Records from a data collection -
··········
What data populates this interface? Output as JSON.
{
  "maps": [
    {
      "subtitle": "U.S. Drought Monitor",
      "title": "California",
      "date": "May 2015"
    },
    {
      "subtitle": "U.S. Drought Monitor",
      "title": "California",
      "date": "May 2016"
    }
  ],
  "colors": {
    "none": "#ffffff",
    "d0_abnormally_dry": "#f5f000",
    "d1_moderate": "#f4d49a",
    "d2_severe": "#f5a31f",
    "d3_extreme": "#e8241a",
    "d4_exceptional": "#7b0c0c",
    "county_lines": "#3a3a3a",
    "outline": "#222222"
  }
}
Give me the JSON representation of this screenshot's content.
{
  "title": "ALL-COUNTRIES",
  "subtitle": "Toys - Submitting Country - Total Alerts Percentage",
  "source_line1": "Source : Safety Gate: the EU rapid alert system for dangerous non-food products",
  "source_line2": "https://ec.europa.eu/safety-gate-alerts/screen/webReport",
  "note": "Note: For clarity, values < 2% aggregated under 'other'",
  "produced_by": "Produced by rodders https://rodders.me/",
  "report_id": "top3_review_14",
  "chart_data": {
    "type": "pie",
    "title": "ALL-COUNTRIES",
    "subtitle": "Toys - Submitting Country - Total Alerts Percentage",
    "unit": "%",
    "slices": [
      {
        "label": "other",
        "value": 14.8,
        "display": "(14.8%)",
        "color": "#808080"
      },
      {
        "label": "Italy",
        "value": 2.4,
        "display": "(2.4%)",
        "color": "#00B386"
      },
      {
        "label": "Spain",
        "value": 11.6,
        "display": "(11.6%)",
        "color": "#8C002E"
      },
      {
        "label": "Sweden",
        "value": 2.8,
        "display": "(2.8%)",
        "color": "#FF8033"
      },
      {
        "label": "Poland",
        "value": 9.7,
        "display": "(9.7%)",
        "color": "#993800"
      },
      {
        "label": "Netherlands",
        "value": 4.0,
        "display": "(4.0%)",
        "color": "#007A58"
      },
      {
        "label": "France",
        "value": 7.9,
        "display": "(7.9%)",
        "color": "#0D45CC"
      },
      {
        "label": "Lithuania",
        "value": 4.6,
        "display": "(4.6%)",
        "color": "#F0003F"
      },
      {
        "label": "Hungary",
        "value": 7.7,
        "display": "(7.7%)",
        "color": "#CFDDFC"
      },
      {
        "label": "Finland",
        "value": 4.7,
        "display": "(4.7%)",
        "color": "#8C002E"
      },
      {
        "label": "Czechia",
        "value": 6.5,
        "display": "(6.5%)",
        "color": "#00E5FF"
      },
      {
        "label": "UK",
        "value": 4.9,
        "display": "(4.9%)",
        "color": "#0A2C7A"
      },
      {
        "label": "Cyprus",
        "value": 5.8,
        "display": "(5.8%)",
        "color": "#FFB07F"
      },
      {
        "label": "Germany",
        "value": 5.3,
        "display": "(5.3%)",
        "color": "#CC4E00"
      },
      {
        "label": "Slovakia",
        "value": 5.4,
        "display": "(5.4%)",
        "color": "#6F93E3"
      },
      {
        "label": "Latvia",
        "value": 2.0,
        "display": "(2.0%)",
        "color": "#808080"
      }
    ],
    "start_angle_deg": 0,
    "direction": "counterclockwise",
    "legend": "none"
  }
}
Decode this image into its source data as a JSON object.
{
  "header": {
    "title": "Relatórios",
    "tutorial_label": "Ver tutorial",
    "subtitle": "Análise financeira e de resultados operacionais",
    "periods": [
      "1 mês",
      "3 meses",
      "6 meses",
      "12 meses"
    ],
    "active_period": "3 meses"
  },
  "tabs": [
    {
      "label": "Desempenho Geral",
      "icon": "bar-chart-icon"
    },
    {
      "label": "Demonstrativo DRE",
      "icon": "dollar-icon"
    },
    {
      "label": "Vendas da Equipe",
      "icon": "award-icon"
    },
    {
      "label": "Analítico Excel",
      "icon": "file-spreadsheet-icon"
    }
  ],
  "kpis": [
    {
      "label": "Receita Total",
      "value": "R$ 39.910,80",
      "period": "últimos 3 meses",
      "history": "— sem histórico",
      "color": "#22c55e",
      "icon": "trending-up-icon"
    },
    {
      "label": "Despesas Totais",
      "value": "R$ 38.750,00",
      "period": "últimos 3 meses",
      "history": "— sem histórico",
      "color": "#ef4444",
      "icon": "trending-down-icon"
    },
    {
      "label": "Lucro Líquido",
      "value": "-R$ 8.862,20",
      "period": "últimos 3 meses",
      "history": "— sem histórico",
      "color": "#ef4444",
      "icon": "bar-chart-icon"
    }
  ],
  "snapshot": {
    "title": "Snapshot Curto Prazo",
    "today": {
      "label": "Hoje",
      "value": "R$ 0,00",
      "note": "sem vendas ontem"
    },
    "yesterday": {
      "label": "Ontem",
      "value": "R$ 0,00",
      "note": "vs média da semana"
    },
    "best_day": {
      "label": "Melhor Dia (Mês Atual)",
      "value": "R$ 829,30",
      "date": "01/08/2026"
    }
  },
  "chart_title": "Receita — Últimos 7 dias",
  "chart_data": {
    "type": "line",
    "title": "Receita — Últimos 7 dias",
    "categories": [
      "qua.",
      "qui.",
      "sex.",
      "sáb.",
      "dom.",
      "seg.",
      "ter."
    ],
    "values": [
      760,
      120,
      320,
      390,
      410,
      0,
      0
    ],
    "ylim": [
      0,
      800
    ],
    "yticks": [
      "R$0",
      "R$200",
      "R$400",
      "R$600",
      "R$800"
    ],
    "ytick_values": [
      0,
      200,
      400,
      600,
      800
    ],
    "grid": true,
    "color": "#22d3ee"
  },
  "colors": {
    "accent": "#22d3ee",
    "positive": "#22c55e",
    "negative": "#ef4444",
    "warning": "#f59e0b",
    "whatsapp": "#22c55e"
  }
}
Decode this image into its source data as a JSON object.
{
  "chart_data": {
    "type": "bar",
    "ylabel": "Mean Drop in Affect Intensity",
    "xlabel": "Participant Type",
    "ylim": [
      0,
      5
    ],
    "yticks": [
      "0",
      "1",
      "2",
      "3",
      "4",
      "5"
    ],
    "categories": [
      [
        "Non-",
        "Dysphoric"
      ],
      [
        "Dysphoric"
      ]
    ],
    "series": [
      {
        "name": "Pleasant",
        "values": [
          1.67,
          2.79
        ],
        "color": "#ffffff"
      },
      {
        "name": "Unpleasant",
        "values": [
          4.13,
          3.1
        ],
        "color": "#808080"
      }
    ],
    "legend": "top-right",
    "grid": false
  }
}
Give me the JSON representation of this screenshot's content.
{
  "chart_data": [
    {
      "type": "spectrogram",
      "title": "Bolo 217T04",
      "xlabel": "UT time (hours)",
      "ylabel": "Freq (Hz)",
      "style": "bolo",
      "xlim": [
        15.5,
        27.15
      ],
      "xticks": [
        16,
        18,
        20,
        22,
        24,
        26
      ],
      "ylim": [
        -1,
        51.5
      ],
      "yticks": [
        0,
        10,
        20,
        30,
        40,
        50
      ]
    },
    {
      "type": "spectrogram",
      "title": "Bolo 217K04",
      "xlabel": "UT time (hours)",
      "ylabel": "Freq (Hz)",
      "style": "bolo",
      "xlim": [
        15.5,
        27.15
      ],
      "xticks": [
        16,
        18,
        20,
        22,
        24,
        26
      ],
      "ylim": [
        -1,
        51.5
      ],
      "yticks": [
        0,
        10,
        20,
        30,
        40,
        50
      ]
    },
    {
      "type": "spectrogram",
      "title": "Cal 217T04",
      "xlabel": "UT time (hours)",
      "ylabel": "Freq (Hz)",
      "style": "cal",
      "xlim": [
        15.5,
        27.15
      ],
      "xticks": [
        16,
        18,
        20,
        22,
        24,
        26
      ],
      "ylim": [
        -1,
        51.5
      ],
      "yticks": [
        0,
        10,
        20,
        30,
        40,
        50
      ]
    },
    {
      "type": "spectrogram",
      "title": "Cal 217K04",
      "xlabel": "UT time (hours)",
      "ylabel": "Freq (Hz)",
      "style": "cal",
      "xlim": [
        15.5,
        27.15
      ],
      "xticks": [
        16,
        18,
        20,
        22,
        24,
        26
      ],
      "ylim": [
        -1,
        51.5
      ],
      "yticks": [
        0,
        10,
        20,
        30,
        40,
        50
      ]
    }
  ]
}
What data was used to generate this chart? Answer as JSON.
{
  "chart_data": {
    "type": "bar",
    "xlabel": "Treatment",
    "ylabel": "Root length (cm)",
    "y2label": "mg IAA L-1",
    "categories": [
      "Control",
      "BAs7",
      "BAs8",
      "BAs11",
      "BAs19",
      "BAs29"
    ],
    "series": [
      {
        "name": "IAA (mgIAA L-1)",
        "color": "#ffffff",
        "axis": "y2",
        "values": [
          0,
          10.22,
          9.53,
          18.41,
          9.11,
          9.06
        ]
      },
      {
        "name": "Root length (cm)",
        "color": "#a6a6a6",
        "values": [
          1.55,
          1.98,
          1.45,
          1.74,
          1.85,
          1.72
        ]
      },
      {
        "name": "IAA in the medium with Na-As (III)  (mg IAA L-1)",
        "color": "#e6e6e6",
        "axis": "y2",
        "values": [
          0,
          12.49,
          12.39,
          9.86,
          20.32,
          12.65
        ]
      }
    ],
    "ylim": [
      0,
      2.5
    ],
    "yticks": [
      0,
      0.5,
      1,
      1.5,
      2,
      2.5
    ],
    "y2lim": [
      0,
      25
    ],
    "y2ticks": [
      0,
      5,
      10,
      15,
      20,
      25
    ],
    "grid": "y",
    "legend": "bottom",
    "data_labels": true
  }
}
··········
Looking at the entries above, say how many lines contain the word "Receita". Only the number is wanted.

SOLUTION TO THE PROBLEM -
3